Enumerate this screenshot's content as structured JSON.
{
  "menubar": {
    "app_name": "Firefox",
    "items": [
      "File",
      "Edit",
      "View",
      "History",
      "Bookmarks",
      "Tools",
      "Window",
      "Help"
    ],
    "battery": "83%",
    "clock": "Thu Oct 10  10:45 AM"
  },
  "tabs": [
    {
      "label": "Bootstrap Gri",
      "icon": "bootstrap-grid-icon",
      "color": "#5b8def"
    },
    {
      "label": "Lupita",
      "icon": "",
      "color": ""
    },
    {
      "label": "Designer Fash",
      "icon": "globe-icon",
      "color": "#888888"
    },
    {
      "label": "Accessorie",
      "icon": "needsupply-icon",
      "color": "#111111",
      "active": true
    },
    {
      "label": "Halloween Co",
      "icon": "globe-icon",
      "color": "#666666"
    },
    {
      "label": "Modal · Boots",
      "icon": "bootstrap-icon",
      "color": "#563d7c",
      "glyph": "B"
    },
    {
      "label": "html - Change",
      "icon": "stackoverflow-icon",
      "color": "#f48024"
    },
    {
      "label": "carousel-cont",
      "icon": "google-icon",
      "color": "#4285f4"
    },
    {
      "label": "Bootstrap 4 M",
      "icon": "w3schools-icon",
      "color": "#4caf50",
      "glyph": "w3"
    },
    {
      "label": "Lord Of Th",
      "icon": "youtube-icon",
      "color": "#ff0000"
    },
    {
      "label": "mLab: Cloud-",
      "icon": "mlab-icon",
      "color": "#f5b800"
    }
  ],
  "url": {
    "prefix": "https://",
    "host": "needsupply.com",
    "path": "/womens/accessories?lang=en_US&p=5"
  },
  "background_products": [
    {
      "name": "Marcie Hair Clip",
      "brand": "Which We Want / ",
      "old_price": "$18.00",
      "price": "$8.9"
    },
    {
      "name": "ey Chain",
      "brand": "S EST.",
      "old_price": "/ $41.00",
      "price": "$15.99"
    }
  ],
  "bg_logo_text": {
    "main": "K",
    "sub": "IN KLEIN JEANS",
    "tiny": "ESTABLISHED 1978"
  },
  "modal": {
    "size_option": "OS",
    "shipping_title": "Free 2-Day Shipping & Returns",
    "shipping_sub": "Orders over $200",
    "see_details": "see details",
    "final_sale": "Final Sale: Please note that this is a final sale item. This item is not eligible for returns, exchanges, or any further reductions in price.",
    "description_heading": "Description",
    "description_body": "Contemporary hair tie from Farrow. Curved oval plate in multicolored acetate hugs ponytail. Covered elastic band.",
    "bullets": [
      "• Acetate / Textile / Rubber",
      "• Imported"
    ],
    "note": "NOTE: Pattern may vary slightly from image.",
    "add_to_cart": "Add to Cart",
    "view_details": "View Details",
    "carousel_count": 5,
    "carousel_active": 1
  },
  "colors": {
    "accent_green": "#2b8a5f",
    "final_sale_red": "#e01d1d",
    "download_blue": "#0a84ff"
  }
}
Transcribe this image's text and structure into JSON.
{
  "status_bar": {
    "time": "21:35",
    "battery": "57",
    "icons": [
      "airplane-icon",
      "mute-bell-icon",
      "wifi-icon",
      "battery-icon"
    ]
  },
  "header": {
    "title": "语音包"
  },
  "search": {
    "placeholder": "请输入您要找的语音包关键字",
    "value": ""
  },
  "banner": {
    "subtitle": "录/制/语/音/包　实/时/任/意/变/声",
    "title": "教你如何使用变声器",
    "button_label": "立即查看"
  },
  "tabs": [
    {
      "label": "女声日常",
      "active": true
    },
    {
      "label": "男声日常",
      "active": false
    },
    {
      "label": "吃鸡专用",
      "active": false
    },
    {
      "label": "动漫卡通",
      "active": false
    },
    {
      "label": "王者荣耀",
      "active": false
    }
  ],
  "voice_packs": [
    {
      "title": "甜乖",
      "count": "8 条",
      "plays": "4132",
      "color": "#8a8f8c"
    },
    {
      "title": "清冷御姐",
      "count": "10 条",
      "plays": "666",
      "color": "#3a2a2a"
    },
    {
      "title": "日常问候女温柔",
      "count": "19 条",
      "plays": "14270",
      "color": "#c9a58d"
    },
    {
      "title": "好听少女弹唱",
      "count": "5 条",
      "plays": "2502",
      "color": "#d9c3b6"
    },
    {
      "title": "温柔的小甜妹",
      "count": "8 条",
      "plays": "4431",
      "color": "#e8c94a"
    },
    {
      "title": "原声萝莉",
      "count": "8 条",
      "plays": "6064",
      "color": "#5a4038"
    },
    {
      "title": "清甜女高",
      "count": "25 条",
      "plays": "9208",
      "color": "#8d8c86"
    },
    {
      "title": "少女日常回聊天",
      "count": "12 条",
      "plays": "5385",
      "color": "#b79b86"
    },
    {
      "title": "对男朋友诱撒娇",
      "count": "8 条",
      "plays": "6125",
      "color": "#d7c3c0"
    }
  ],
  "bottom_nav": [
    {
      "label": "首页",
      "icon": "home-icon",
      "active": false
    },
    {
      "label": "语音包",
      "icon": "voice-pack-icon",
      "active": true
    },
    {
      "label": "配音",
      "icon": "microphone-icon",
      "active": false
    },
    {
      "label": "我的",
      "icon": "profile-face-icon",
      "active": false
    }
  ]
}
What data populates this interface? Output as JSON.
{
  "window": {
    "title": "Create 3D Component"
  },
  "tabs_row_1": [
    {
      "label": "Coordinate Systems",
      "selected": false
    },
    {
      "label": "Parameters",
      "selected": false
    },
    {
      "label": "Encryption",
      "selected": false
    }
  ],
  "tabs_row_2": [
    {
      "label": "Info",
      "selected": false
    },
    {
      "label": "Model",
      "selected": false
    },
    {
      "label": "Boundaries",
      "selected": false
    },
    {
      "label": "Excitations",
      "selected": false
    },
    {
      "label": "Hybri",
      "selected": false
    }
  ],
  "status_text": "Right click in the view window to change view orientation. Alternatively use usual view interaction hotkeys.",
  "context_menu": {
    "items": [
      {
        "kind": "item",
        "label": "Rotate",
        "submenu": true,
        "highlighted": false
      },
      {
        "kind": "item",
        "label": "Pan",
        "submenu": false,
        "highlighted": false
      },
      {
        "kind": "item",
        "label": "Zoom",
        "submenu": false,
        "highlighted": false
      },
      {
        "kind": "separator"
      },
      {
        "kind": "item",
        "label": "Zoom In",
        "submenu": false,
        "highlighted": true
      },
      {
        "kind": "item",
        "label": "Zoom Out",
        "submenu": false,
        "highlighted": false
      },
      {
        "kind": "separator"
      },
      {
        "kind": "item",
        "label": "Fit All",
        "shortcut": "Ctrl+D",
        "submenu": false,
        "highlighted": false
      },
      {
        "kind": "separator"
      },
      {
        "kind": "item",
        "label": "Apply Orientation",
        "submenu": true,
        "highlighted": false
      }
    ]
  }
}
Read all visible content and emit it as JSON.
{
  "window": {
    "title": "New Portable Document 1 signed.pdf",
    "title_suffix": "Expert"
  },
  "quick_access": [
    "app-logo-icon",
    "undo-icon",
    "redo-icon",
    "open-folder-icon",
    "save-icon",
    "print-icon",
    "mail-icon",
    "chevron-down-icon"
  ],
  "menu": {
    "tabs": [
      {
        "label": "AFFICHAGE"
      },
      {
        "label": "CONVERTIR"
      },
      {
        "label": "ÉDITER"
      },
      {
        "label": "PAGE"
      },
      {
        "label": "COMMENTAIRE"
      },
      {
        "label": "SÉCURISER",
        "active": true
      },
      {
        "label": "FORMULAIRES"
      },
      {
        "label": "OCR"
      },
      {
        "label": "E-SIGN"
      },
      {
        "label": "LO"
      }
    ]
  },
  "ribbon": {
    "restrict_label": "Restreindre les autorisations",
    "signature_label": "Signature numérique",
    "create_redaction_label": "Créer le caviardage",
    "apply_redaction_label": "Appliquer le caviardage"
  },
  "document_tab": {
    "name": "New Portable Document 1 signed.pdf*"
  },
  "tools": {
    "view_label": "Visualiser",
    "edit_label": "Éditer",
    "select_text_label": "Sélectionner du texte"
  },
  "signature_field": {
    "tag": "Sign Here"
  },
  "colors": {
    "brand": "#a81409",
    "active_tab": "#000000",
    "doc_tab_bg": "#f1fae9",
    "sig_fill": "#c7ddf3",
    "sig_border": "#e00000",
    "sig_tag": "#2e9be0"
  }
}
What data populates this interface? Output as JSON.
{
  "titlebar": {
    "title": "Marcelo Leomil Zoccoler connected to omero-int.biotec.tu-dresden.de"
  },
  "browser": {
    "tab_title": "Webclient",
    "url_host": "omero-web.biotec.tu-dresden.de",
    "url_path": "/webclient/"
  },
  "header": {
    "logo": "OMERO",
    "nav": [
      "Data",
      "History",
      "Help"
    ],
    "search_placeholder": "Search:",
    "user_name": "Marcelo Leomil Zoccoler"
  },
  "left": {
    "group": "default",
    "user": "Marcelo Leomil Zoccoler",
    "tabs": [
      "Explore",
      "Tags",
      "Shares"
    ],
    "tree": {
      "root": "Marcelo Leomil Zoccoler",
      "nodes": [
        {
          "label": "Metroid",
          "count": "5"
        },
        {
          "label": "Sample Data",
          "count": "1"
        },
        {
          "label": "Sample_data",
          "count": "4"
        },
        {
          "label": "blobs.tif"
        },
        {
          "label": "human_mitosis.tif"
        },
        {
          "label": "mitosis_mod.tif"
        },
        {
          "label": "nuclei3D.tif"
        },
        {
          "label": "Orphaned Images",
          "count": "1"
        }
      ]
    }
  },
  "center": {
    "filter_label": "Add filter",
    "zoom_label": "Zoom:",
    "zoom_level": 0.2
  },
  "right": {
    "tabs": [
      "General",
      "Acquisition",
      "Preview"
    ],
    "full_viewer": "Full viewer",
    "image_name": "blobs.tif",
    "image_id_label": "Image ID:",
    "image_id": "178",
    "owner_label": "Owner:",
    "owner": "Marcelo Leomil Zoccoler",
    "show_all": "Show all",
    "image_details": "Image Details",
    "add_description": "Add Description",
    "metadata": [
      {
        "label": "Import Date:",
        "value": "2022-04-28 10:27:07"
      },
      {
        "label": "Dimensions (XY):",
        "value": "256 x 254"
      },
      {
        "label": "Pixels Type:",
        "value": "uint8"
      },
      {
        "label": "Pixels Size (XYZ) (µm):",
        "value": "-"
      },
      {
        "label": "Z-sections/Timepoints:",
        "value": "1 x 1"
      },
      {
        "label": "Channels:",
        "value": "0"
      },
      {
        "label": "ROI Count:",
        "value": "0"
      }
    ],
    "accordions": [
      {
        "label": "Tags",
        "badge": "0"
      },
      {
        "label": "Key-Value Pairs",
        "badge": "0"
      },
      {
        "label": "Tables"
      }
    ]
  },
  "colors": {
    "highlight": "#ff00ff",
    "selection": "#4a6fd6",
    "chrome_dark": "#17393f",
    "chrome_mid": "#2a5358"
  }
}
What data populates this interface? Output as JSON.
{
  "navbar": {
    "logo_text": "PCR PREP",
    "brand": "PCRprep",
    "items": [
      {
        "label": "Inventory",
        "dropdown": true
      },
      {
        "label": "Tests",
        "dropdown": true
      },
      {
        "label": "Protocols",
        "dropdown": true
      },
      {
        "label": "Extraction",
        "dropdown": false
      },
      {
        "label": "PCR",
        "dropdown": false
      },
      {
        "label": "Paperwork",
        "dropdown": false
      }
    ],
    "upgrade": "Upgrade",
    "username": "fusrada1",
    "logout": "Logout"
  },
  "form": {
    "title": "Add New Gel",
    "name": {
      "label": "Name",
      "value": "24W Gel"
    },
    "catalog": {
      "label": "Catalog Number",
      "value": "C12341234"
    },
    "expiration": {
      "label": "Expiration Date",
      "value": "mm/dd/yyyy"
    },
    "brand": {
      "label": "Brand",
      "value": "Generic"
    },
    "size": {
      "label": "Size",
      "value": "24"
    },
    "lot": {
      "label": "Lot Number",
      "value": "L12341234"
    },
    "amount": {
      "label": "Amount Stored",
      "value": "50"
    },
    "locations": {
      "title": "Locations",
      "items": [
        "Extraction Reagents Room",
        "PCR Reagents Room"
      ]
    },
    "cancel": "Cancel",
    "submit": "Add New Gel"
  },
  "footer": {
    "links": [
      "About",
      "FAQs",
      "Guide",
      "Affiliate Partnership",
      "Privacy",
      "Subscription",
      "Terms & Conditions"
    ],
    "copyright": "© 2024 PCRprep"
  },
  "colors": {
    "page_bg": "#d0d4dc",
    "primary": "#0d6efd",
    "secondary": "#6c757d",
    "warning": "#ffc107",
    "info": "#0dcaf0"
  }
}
- - - - - - -
■ YOUR OBJECTIVE ■
From the entries above, copy each line holding "Date".

■ RESPONSE FOR THIS EXERCISE ■
        "label": "Import Date:",
      "label": "Expiration Date",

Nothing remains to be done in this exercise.